_EXERCISE:_ Without the pictures, give the entries below again exactly as written.

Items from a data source

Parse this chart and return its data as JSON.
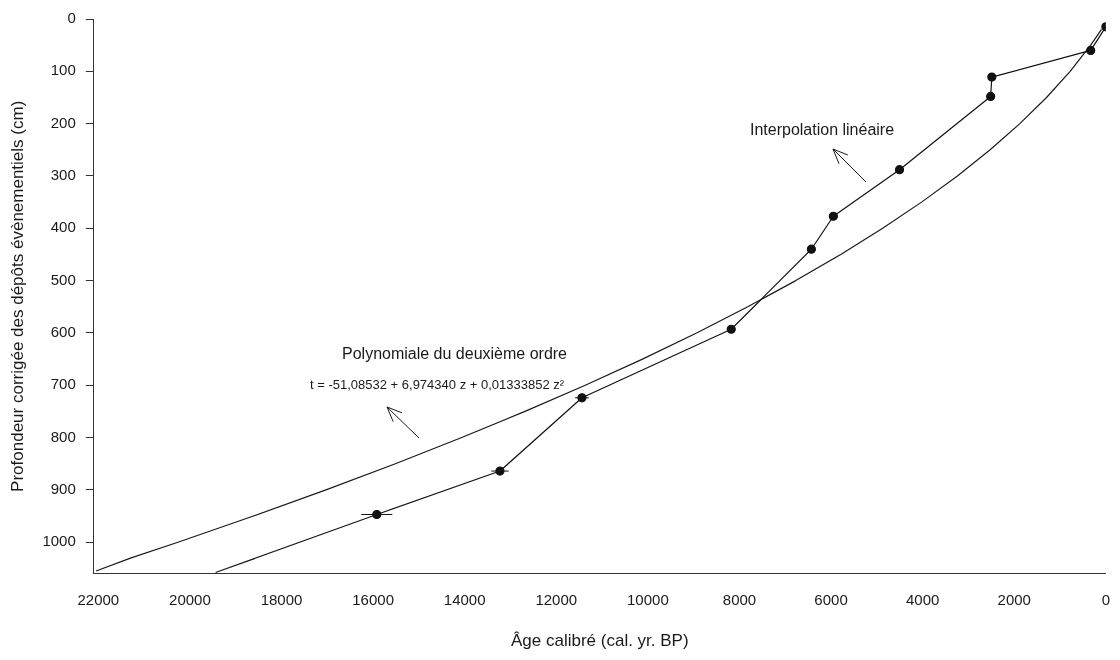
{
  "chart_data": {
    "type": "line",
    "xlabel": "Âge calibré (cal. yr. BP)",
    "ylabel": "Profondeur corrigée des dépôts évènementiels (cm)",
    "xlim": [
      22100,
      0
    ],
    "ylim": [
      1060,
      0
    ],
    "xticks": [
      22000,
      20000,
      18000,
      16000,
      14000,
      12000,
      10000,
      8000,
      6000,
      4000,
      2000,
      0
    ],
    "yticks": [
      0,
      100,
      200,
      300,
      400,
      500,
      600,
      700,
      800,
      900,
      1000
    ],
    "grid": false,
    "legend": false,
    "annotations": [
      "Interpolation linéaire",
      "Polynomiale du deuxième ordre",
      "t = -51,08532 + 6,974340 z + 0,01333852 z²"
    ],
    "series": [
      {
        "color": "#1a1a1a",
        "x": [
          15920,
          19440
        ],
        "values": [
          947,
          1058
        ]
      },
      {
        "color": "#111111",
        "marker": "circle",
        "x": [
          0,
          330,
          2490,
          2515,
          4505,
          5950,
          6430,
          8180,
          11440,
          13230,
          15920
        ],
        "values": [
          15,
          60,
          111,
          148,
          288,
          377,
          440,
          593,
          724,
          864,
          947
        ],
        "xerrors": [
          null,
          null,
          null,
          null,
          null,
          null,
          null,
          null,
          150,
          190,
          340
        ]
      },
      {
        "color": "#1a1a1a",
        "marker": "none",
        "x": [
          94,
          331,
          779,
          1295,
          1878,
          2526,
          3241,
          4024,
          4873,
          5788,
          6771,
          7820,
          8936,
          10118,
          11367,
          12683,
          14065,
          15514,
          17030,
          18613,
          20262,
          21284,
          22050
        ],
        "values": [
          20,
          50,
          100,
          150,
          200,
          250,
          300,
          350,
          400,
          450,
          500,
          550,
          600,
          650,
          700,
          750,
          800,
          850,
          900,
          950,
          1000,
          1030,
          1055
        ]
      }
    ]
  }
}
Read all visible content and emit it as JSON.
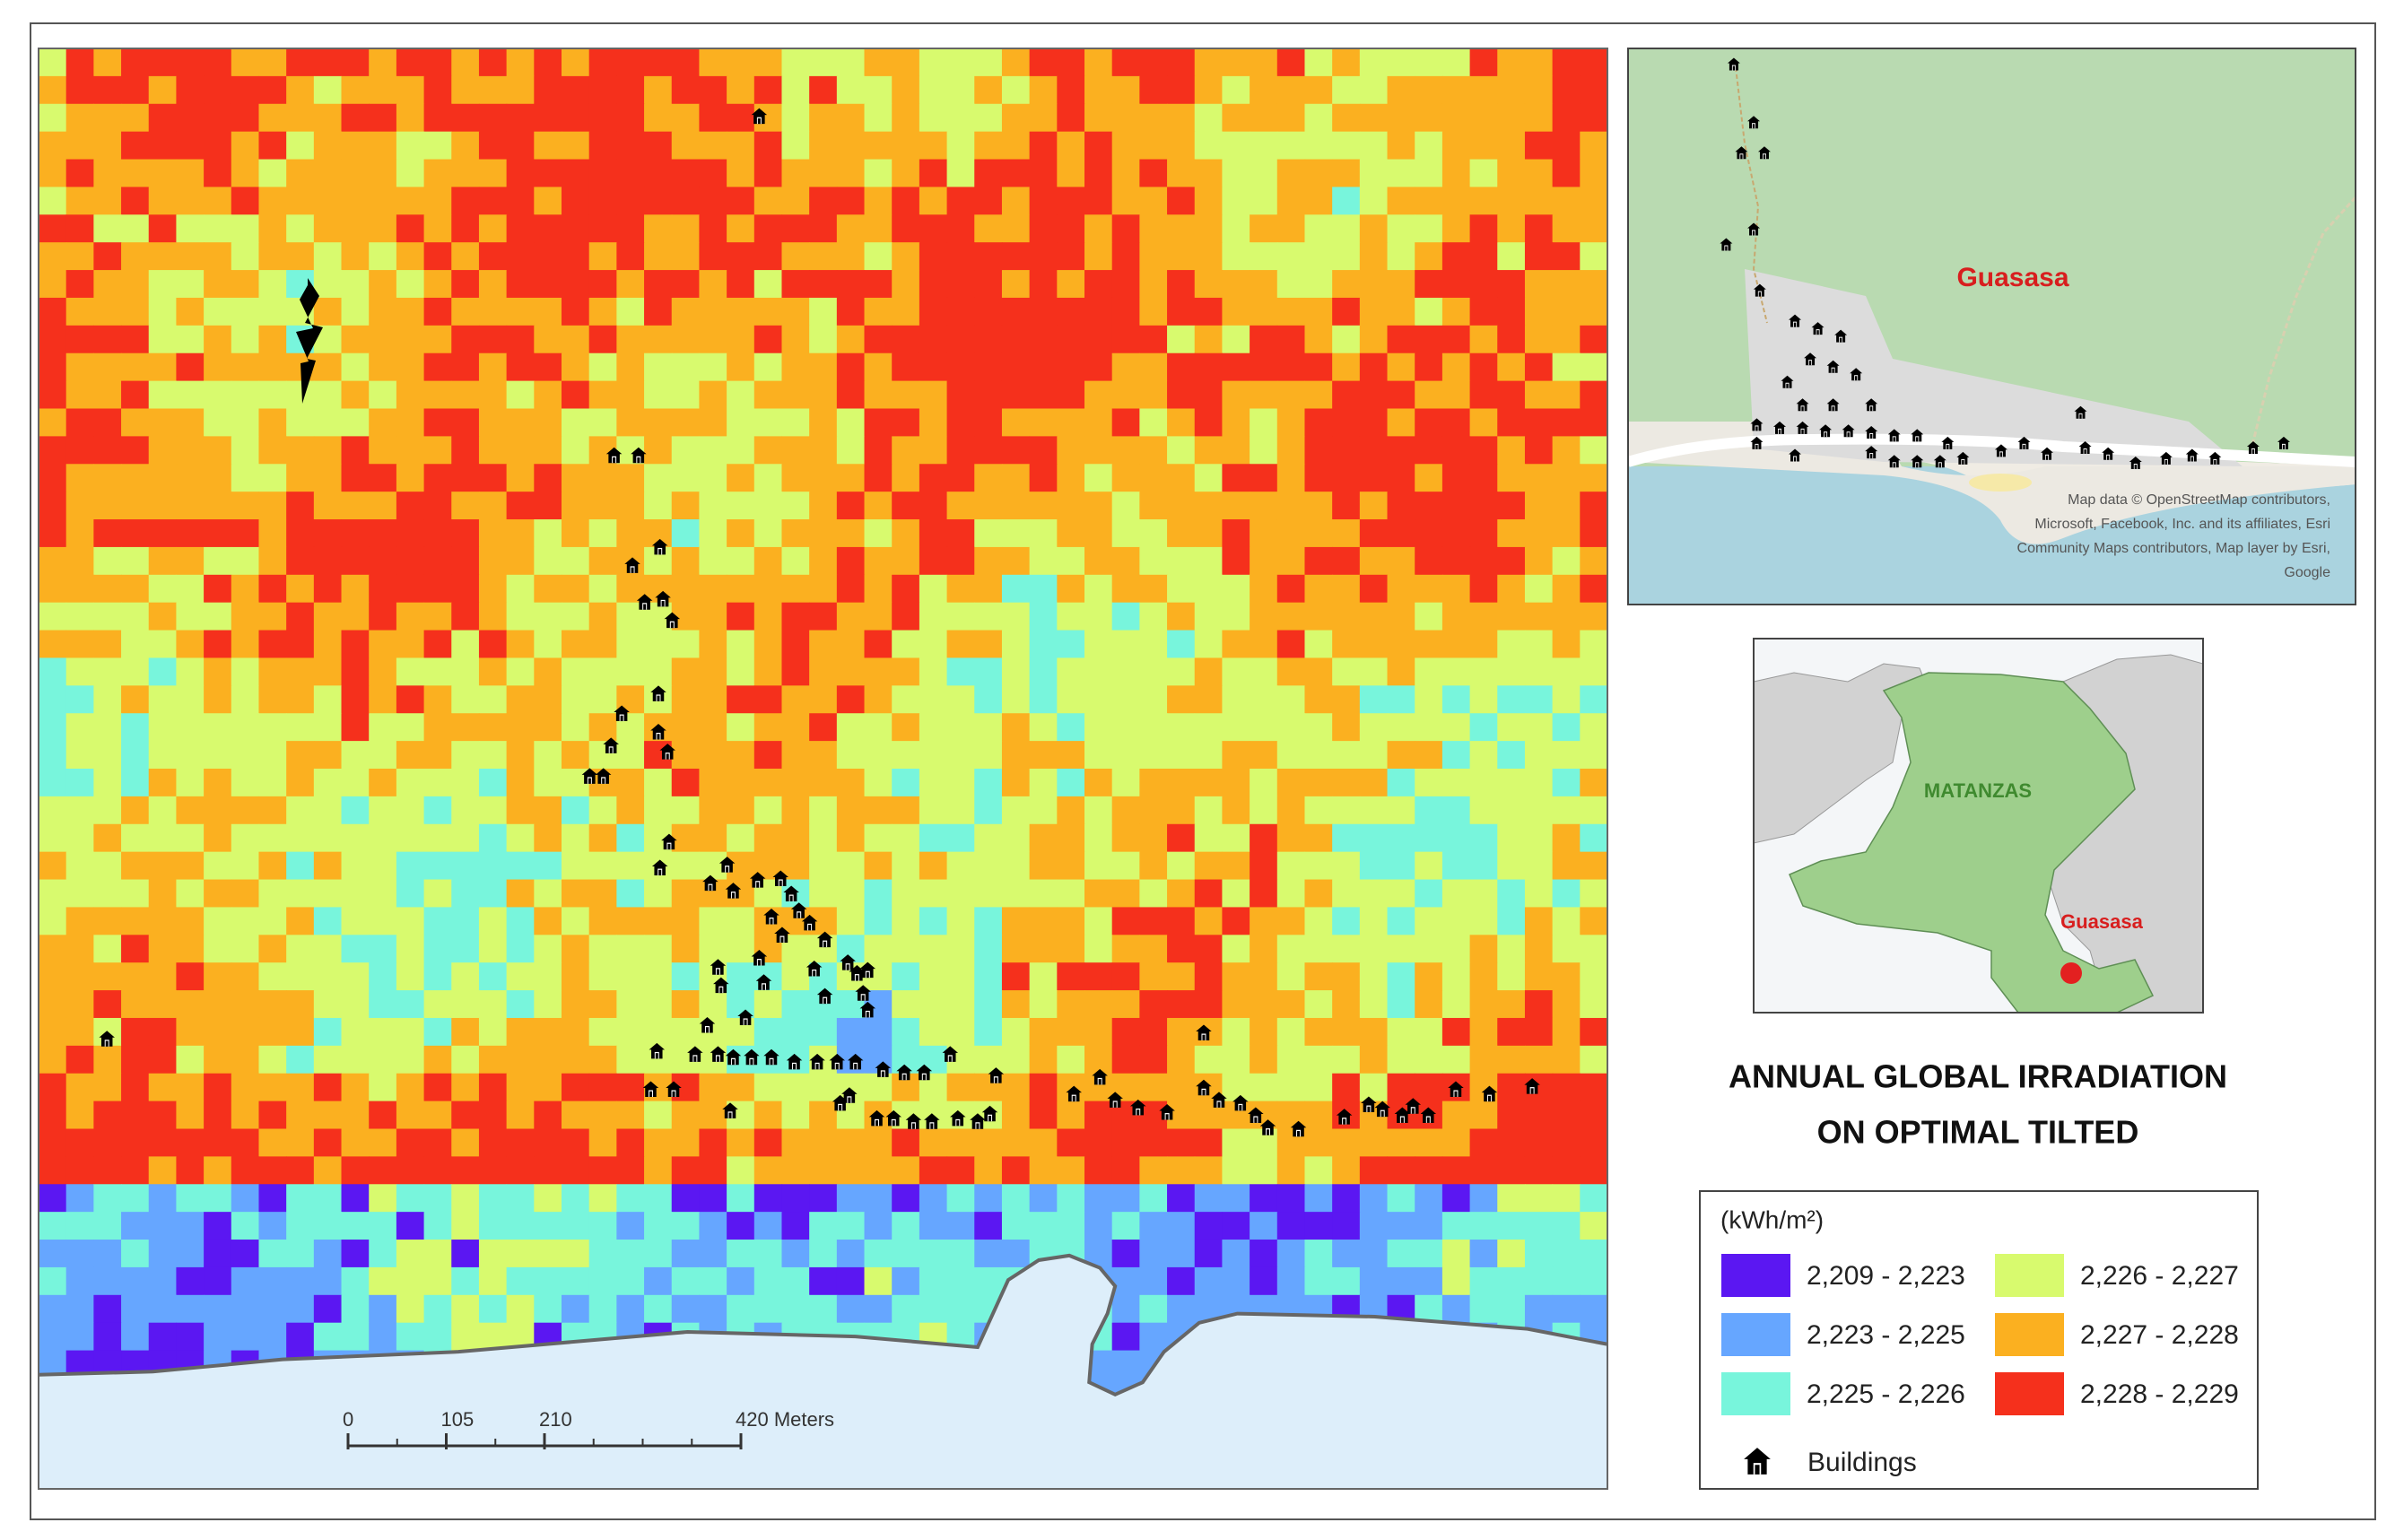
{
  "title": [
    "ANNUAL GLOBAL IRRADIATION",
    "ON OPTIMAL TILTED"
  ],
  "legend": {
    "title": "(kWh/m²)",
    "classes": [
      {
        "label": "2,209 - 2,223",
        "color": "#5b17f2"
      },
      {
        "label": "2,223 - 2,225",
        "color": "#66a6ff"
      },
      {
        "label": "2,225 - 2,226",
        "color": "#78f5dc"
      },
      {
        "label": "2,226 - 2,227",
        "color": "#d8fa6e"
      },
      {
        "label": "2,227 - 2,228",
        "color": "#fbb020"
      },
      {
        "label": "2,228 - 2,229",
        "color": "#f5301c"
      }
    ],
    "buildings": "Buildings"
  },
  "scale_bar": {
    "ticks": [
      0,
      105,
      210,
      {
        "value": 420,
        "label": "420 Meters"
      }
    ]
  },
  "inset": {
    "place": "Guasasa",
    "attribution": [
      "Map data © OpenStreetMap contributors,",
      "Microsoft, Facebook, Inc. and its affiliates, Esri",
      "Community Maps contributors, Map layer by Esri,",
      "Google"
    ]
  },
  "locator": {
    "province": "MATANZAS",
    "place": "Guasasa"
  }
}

_EXERCISE RESPONSE:_
Parse this chart and return its data as JSON.
{
  "chart_data": {
    "type": "line",
    "xlabel": "Âge calibré (cal. yr. BP)",
    "ylabel": "Profondeur corrigée des dépôts évènementiels (cm)",
    "xlim": [
      22100,
      0
    ],
    "ylim": [
      1060,
      0
    ],
    "xticks": [
      22000,
      20000,
      18000,
      16000,
      14000,
      12000,
      10000,
      8000,
      6000,
      4000,
      2000,
      0
    ],
    "yticks": [
      0,
      100,
      200,
      300,
      400,
      500,
      600,
      700,
      800,
      900,
      1000
    ],
    "grid": false,
    "legend": false,
    "annotations": [
      "Interpolation linéaire",
      "Polynomiale du deuxième ordre",
      "t = -51,08532 + 6,974340 z + 0,01333852 z²"
    ],
    "series": [
      {
        "color": "#1a1a1a",
        "x": [
          15920,
          19440
        ],
        "values": [
          947,
          1058
        ]
      },
      {
        "color": "#111111",
        "marker": "circle",
        "x": [
          0,
          330,
          2490,
          2515,
          4505,
          5950,
          6430,
          8180,
          11440,
          13230,
          15920
        ],
        "values": [
          15,
          60,
          111,
          148,
          288,
          377,
          440,
          593,
          724,
          864,
          947
        ],
        "xerrors": [
          null,
          null,
          null,
          null,
          null,
          null,
          null,
          null,
          150,
          190,
          340
        ]
      },
      {
        "color": "#1a1a1a",
        "marker": "none",
        "x": [
          94,
          331,
          779,
          1295,
          1878,
          2526,
          3241,
          4024,
          4873,
          5788,
          6771,
          7820,
          8936,
          10118,
          11367,
          12683,
          14065,
          15514,
          17030,
          18613,
          20262,
          21284,
          22050
        ],
        "values": [
          20,
          50,
          100,
          150,
          200,
          250,
          300,
          350,
          400,
          450,
          500,
          550,
          600,
          650,
          700,
          750,
          800,
          850,
          900,
          950,
          1000,
          1030,
          1055
        ]
      }
    ]
  }
}
Read all visible content and emit it as JSON.
{
  "title": [
    "ANNUAL GLOBAL IRRADIATION",
    "ON OPTIMAL TILTED"
  ],
  "legend": {
    "title": "(kWh/m²)",
    "classes": [
      {
        "label": "2,209 - 2,223",
        "color": "#5b17f2"
      },
      {
        "label": "2,223 - 2,225",
        "color": "#66a6ff"
      },
      {
        "label": "2,225 - 2,226",
        "color": "#78f5dc"
      },
      {
        "label": "2,226 - 2,227",
        "color": "#d8fa6e"
      },
      {
        "label": "2,227 - 2,228",
        "color": "#fbb020"
      },
      {
        "label": "2,228 - 2,229",
        "color": "#f5301c"
      }
    ],
    "buildings": "Buildings"
  },
  "scale_bar": {
    "ticks": [
      0,
      105,
      210,
      {
        "value": 420,
        "label": "420 Meters"
      }
    ]
  },
  "inset": {
    "place": "Guasasa",
    "attribution": [
      "Map data © OpenStreetMap contributors,",
      "Microsoft, Facebook, Inc. and its affiliates, Esri",
      "Community Maps contributors, Map layer by Esri,",
      "Google"
    ]
  },
  "locator": {
    "province": "MATANZAS",
    "place": "Guasasa"
  }
}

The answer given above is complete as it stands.